THE PROBLEM:
Please output the lines shown below exactly as they appear.
===
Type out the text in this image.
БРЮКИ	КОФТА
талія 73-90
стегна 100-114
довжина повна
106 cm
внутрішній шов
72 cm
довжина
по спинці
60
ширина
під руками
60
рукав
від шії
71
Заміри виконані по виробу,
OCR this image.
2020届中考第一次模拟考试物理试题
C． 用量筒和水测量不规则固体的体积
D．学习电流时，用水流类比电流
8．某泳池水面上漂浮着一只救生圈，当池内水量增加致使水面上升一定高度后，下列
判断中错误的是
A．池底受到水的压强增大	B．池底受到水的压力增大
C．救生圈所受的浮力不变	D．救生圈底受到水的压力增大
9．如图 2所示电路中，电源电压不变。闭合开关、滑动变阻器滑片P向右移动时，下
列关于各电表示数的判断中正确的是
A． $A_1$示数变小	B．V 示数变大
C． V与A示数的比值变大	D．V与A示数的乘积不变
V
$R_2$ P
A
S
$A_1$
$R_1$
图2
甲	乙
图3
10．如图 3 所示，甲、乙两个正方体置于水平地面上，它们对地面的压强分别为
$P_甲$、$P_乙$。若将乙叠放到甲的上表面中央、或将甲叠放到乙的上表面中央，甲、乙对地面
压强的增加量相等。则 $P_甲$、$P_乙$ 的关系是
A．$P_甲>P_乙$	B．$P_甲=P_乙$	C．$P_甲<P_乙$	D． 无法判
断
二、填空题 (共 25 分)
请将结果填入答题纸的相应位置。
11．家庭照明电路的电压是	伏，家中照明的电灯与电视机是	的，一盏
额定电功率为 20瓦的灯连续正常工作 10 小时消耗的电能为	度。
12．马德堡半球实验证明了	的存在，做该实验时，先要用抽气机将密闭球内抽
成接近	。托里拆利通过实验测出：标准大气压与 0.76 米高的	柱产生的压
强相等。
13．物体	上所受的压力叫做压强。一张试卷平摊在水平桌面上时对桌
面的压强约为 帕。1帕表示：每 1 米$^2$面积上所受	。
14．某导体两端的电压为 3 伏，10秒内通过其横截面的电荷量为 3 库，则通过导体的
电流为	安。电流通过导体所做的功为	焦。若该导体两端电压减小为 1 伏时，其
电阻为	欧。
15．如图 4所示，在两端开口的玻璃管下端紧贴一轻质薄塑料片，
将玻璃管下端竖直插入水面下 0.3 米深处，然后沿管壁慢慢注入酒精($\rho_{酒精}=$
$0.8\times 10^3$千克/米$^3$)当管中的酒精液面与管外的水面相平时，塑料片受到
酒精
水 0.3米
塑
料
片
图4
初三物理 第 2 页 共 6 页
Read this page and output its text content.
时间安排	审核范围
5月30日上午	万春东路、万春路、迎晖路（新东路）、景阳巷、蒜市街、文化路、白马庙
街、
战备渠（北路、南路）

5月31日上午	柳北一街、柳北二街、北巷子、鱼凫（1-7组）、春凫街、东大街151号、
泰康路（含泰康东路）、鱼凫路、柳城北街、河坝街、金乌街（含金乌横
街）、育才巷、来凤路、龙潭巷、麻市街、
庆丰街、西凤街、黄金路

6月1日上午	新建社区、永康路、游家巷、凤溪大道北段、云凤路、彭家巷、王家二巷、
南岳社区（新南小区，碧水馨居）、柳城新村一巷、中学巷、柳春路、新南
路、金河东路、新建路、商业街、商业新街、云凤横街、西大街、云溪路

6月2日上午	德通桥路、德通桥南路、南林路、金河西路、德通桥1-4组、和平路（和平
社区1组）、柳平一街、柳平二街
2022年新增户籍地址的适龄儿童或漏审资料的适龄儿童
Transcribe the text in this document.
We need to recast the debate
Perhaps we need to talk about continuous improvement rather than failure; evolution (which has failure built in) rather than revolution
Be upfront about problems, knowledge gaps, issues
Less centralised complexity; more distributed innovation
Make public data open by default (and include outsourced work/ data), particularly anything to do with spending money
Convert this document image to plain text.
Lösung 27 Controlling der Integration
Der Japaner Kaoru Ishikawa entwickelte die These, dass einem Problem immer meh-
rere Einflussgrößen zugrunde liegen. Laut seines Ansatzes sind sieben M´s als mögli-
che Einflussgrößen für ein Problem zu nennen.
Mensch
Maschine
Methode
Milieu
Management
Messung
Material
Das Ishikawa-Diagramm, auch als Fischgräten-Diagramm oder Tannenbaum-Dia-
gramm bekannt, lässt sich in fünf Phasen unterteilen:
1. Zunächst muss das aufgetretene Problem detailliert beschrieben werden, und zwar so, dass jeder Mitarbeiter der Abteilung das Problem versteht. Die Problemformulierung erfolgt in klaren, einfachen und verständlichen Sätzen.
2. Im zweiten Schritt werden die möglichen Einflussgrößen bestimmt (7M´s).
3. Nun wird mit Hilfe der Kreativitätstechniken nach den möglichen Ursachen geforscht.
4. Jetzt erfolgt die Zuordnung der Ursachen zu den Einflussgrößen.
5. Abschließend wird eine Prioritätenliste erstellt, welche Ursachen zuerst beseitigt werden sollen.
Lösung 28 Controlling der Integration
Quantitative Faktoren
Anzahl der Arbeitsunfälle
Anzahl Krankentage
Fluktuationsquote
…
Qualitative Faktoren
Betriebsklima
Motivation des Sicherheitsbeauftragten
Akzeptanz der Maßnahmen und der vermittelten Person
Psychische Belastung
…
===
RESULT:
Type out the text in this image.
БРЮКИ	КОФТА
талія 73-90
стегна 100-114
довжина повна
106 cm
внутрішній шов
72 cm
довжина
по спинці
60
ширина
під руками
60
рукав
від шії
71
Заміри виконані по виробу,
OCR this image.
2020届中考第一次模拟考试物理试题
C． 用量筒和水测量不规则固体的体积
D．学习电流时，用水流类比电流
8．某泳池水面上漂浮着一只救生圈，当池内水量增加致使水面上升一定高度后，下列
判断中错误的是
A．池底受到水的压强增大	B．池底受到水的压力增大
C．救生圈所受的浮力不变	D．救生圈底受到水的压力增大
9．如图 2所示电路中，电源电压不变。闭合开关、滑动变阻器滑片P向右移动时，下
列关于各电表示数的判断中正确的是
A． $A_1$示数变小	B．V 示数变大
C． V与A示数的比值变大	D．V与A示数的乘积不变
V
$R_2$ P
A
S
$A_1$
$R_1$
图2
甲	乙
图3
10．如图 3 所示，甲、乙两个正方体置于水平地面上，它们对地面的压强分别为
$P_甲$、$P_乙$。若将乙叠放到甲的上表面中央、或将甲叠放到乙的上表面中央，甲、乙对地面
压强的增加量相等。则 $P_甲$、$P_乙$ 的关系是
A．$P_甲>P_乙$	B．$P_甲=P_乙$	C．$P_甲<P_乙$	D． 无法判
断
二、填空题 (共 25 分)
请将结果填入答题纸的相应位置。
11．家庭照明电路的电压是	伏，家中照明的电灯与电视机是	的，一盏
额定电功率为 20瓦的灯连续正常工作 10 小时消耗的电能为	度。
12．马德堡半球实验证明了	的存在，做该实验时，先要用抽气机将密闭球内抽
成接近	。托里拆利通过实验测出：标准大气压与 0.76 米高的	柱产生的压
强相等。
13．物体	上所受的压力叫做压强。一张试卷平摊在水平桌面上时对桌
面的压强约为 帕。1帕表示：每 1 米$^2$面积上所受	。
14．某导体两端的电压为 3 伏，10秒内通过其横截面的电荷量为 3 库，则通过导体的
电流为	安。电流通过导体所做的功为	焦。若该导体两端电压减小为 1 伏时，其
电阻为	欧。
15．如图 4所示，在两端开口的玻璃管下端紧贴一轻质薄塑料片，
将玻璃管下端竖直插入水面下 0.3 米深处，然后沿管壁慢慢注入酒精($\rho_{酒精}=$
$0.8\times 10^3$千克/米$^3$)当管中的酒精液面与管外的水面相平时，塑料片受到
酒精
水 0.3米
塑
料
片
图4
初三物理 第 2 页 共 6 页
Read this page and output its text content.
时间安排	审核范围
5月30日上午	万春东路、万春路、迎晖路（新东路）、景阳巷、蒜市街、文化路、白马庙
街、
战备渠（北路、南路）

5月31日上午	柳北一街、柳北二街、北巷子、鱼凫（1-7组）、春凫街、东大街151号、
泰康路（含泰康东路）、鱼凫路、柳城北街、河坝街、金乌街（含金乌横
街）、育才巷、来凤路、龙潭巷、麻市街、
庆丰街、西凤街、黄金路

6月1日上午	新建社区、永康路、游家巷、凤溪大道北段、云凤路、彭家巷、王家二巷、
南岳社区（新南小区，碧水馨居）、柳城新村一巷、中学巷、柳春路、新南
路、金河东路、新建路、商业街、商业新街、云凤横街、西大街、云溪路

6月2日上午	德通桥路、德通桥南路、南林路、金河西路、德通桥1-4组、和平路（和平
社区1组）、柳平一街、柳平二街
2022年新增户籍地址的适龄儿童或漏审资料的适龄儿童
Transcribe the text in this document.
We need to recast the debate
Perhaps we need to talk about continuous improvement rather than failure; evolution (which has failure built in) rather than revolution
Be upfront about problems, knowledge gaps, issues
Less centralised complexity; more distributed innovation
Make public data open by default (and include outsourced work/ data), particularly anything to do with spending money
Convert this document image to plain text.
Lösung 27 Controlling der Integration
Der Japaner Kaoru Ishikawa entwickelte die These, dass einem Problem immer meh-
rere Einflussgrößen zugrunde liegen. Laut seines Ansatzes sind sieben M´s als mögli-
che Einflussgrößen für ein Problem zu nennen.
Mensch
Maschine
Methode
Milieu
Management
Messung
Material
Das Ishikawa-Diagramm, auch als Fischgräten-Diagramm oder Tannenbaum-Dia-
gramm bekannt, lässt sich in fünf Phasen unterteilen:
1. Zunächst muss das aufgetretene Problem detailliert beschrieben werden, und zwar so, dass jeder Mitarbeiter der Abteilung das Problem versteht. Die Problemformulierung erfolgt in klaren, einfachen und verständlichen Sätzen.
2. Im zweiten Schritt werden die möglichen Einflussgrößen bestimmt (7M´s).
3. Nun wird mit Hilfe der Kreativitätstechniken nach den möglichen Ursachen geforscht.
4. Jetzt erfolgt die Zuordnung der Ursachen zu den Einflussgrößen.
5. Abschließend wird eine Prioritätenliste erstellt, welche Ursachen zuerst beseitigt werden sollen.
Lösung 28 Controlling der Integration
Quantitative Faktoren
Anzahl der Arbeitsunfälle
Anzahl Krankentage
Fluktuationsquote
…
Qualitative Faktoren
Betriebsklima
Motivation des Sicherheitsbeauftragten
Akzeptanz der Maßnahmen und der vermittelten Person
Psychische Belastung
…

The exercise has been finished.